- _CHALLENGE_
Transcribe every entry word for word, but skip the images.
####################
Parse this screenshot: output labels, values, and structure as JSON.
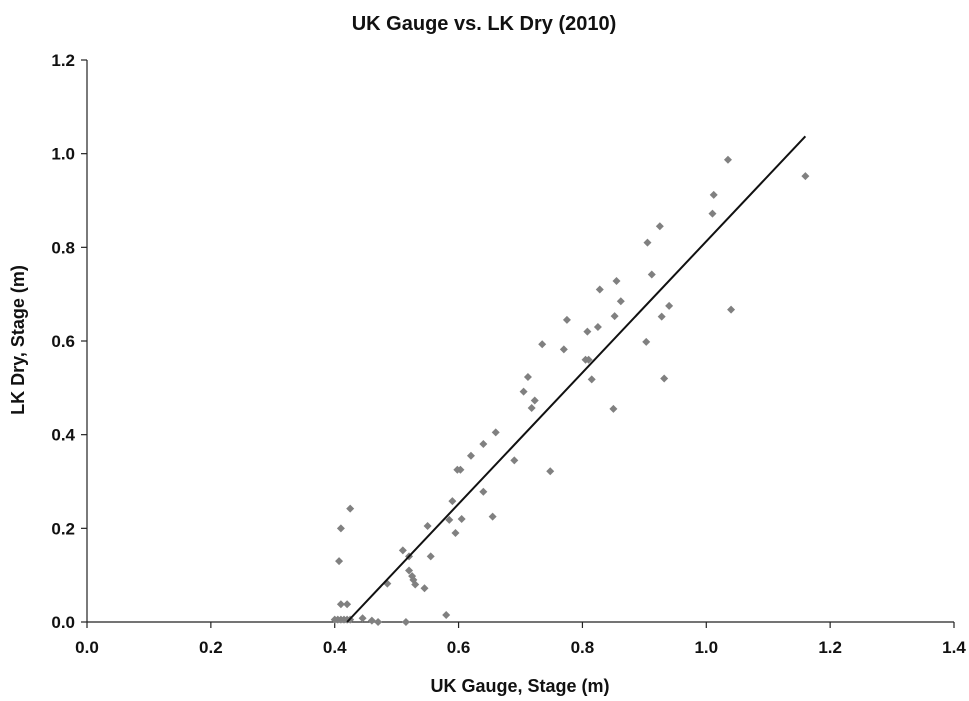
{
  "chart_data": {
    "type": "scatter",
    "title": "UK Gauge vs. LK Dry (2010)",
    "xlabel": "UK Gauge, Stage (m)",
    "ylabel": "LK Dry, Stage (m)",
    "xlim": [
      0.0,
      1.4
    ],
    "ylim": [
      0.0,
      1.2
    ],
    "x_ticks": [
      "0.0",
      "0.2",
      "0.4",
      "0.6",
      "0.8",
      "1.0",
      "1.2",
      "1.4"
    ],
    "y_ticks": [
      "0.0",
      "0.2",
      "0.4",
      "0.6",
      "0.8",
      "1.0",
      "1.2"
    ],
    "grid": false,
    "legend": "none",
    "marker_color": "#808080",
    "line_color": "#111111",
    "series": [
      {
        "marker": "diamond",
        "points": [
          [
            0.4,
            0.005
          ],
          [
            0.405,
            0.005
          ],
          [
            0.41,
            0.005
          ],
          [
            0.415,
            0.005
          ],
          [
            0.42,
            0.005
          ],
          [
            0.425,
            0.005
          ],
          [
            0.41,
            0.038
          ],
          [
            0.42,
            0.038
          ],
          [
            0.407,
            0.13
          ],
          [
            0.41,
            0.2
          ],
          [
            0.425,
            0.242
          ],
          [
            0.445,
            0.008
          ],
          [
            0.46,
            0.003
          ],
          [
            0.47,
            0.0
          ],
          [
            0.485,
            0.082
          ],
          [
            0.51,
            0.153
          ],
          [
            0.515,
            0.0
          ],
          [
            0.52,
            0.14
          ],
          [
            0.52,
            0.11
          ],
          [
            0.525,
            0.098
          ],
          [
            0.527,
            0.09
          ],
          [
            0.53,
            0.08
          ],
          [
            0.545,
            0.072
          ],
          [
            0.55,
            0.205
          ],
          [
            0.555,
            0.14
          ],
          [
            0.58,
            0.015
          ],
          [
            0.585,
            0.218
          ],
          [
            0.59,
            0.258
          ],
          [
            0.595,
            0.19
          ],
          [
            0.598,
            0.325
          ],
          [
            0.603,
            0.325
          ],
          [
            0.605,
            0.22
          ],
          [
            0.62,
            0.355
          ],
          [
            0.64,
            0.38
          ],
          [
            0.64,
            0.278
          ],
          [
            0.655,
            0.225
          ],
          [
            0.66,
            0.405
          ],
          [
            0.69,
            0.345
          ],
          [
            0.705,
            0.492
          ],
          [
            0.712,
            0.523
          ],
          [
            0.718,
            0.457
          ],
          [
            0.723,
            0.473
          ],
          [
            0.735,
            0.593
          ],
          [
            0.748,
            0.322
          ],
          [
            0.77,
            0.582
          ],
          [
            0.775,
            0.645
          ],
          [
            0.805,
            0.56
          ],
          [
            0.808,
            0.62
          ],
          [
            0.81,
            0.56
          ],
          [
            0.815,
            0.518
          ],
          [
            0.825,
            0.63
          ],
          [
            0.828,
            0.71
          ],
          [
            0.85,
            0.455
          ],
          [
            0.852,
            0.653
          ],
          [
            0.855,
            0.728
          ],
          [
            0.862,
            0.685
          ],
          [
            0.903,
            0.598
          ],
          [
            0.905,
            0.81
          ],
          [
            0.912,
            0.742
          ],
          [
            0.925,
            0.845
          ],
          [
            0.928,
            0.652
          ],
          [
            0.932,
            0.52
          ],
          [
            0.94,
            0.675
          ],
          [
            1.01,
            0.872
          ],
          [
            1.012,
            0.912
          ],
          [
            1.035,
            0.987
          ],
          [
            1.04,
            0.667
          ],
          [
            1.16,
            0.952
          ]
        ]
      }
    ],
    "trendline": {
      "x": [
        0.42,
        1.16
      ],
      "y": [
        0.0,
        1.037
      ]
    }
  }
}
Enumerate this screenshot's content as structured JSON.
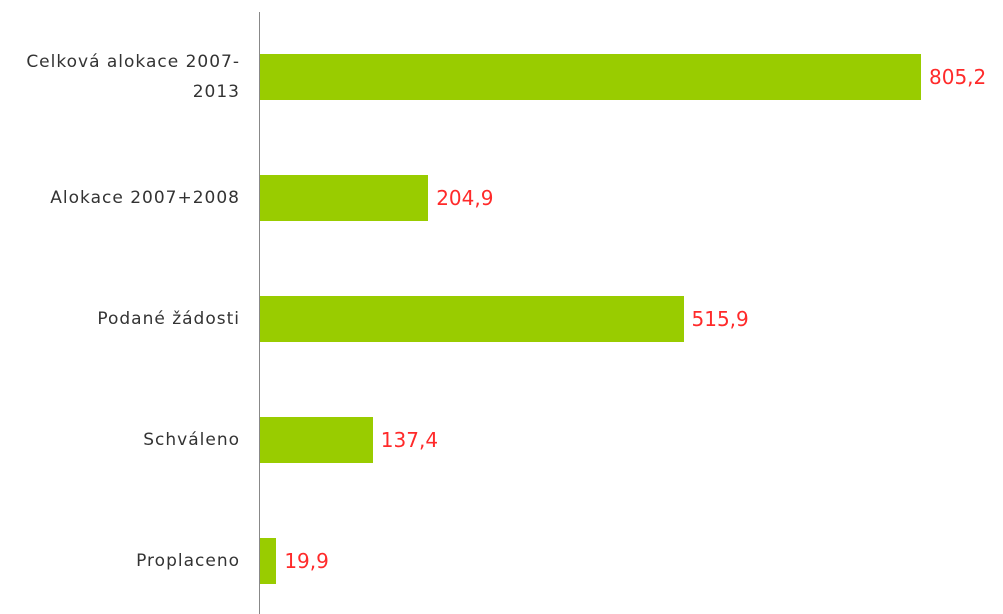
{
  "chart_data": {
    "type": "bar",
    "orientation": "horizontal",
    "categories": [
      "Celková alokace 2007-2013",
      "Alokace 2007+2008",
      "Podané žádosti",
      "Schváleno",
      "Proplaceno"
    ],
    "values": [
      805.2,
      204.9,
      515.9,
      137.4,
      19.9
    ],
    "value_labels": [
      "805,2",
      "204,9",
      "515,9",
      "137,4",
      "19,9"
    ],
    "color": "#99cc00",
    "label_color": "#ff2a2a"
  }
}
####################
- _TASK RESPONSE_
Parse this screenshot: output labels, values, and structure as JSON.
{
  "chart_data": {
    "type": "scatter",
    "title": "UK Gauge vs. LK Dry (2010)",
    "xlabel": "UK Gauge, Stage (m)",
    "ylabel": "LK Dry, Stage (m)",
    "xlim": [
      0.0,
      1.4
    ],
    "ylim": [
      0.0,
      1.2
    ],
    "x_ticks": [
      "0.0",
      "0.2",
      "0.4",
      "0.6",
      "0.8",
      "1.0",
      "1.2",
      "1.4"
    ],
    "y_ticks": [
      "0.0",
      "0.2",
      "0.4",
      "0.6",
      "0.8",
      "1.0",
      "1.2"
    ],
    "grid": false,
    "legend": "none",
    "marker_color": "#808080",
    "line_color": "#111111",
    "series": [
      {
        "marker": "diamond",
        "points": [
          [
            0.4,
            0.005
          ],
          [
            0.405,
            0.005
          ],
          [
            0.41,
            0.005
          ],
          [
            0.415,
            0.005
          ],
          [
            0.42,
            0.005
          ],
          [
            0.425,
            0.005
          ],
          [
            0.41,
            0.038
          ],
          [
            0.42,
            0.038
          ],
          [
            0.407,
            0.13
          ],
          [
            0.41,
            0.2
          ],
          [
            0.425,
            0.242
          ],
          [
            0.445,
            0.008
          ],
          [
            0.46,
            0.003
          ],
          [
            0.47,
            0.0
          ],
          [
            0.485,
            0.082
          ],
          [
            0.51,
            0.153
          ],
          [
            0.515,
            0.0
          ],
          [
            0.52,
            0.14
          ],
          [
            0.52,
            0.11
          ],
          [
            0.525,
            0.098
          ],
          [
            0.527,
            0.09
          ],
          [
            0.53,
            0.08
          ],
          [
            0.545,
            0.072
          ],
          [
            0.55,
            0.205
          ],
          [
            0.555,
            0.14
          ],
          [
            0.58,
            0.015
          ],
          [
            0.585,
            0.218
          ],
          [
            0.59,
            0.258
          ],
          [
            0.595,
            0.19
          ],
          [
            0.598,
            0.325
          ],
          [
            0.603,
            0.325
          ],
          [
            0.605,
            0.22
          ],
          [
            0.62,
            0.355
          ],
          [
            0.64,
            0.38
          ],
          [
            0.64,
            0.278
          ],
          [
            0.655,
            0.225
          ],
          [
            0.66,
            0.405
          ],
          [
            0.69,
            0.345
          ],
          [
            0.705,
            0.492
          ],
          [
            0.712,
            0.523
          ],
          [
            0.718,
            0.457
          ],
          [
            0.723,
            0.473
          ],
          [
            0.735,
            0.593
          ],
          [
            0.748,
            0.322
          ],
          [
            0.77,
            0.582
          ],
          [
            0.775,
            0.645
          ],
          [
            0.805,
            0.56
          ],
          [
            0.808,
            0.62
          ],
          [
            0.81,
            0.56
          ],
          [
            0.815,
            0.518
          ],
          [
            0.825,
            0.63
          ],
          [
            0.828,
            0.71
          ],
          [
            0.85,
            0.455
          ],
          [
            0.852,
            0.653
          ],
          [
            0.855,
            0.728
          ],
          [
            0.862,
            0.685
          ],
          [
            0.903,
            0.598
          ],
          [
            0.905,
            0.81
          ],
          [
            0.912,
            0.742
          ],
          [
            0.925,
            0.845
          ],
          [
            0.928,
            0.652
          ],
          [
            0.932,
            0.52
          ],
          [
            0.94,
            0.675
          ],
          [
            1.01,
            0.872
          ],
          [
            1.012,
            0.912
          ],
          [
            1.035,
            0.987
          ],
          [
            1.04,
            0.667
          ],
          [
            1.16,
            0.952
          ]
        ]
      }
    ],
    "trendline": {
      "x": [
        0.42,
        1.16
      ],
      "y": [
        0.0,
        1.037
      ]
    }
  }
}
Enumerate this screenshot's content as structured JSON.
{
  "chart_data": {
    "type": "bar",
    "orientation": "horizontal",
    "categories": [
      "Celková alokace 2007-2013",
      "Alokace 2007+2008",
      "Podané žádosti",
      "Schváleno",
      "Proplaceno"
    ],
    "values": [
      805.2,
      204.9,
      515.9,
      137.4,
      19.9
    ],
    "value_labels": [
      "805,2",
      "204,9",
      "515,9",
      "137,4",
      "19,9"
    ],
    "color": "#99cc00",
    "label_color": "#ff2a2a"
  }
}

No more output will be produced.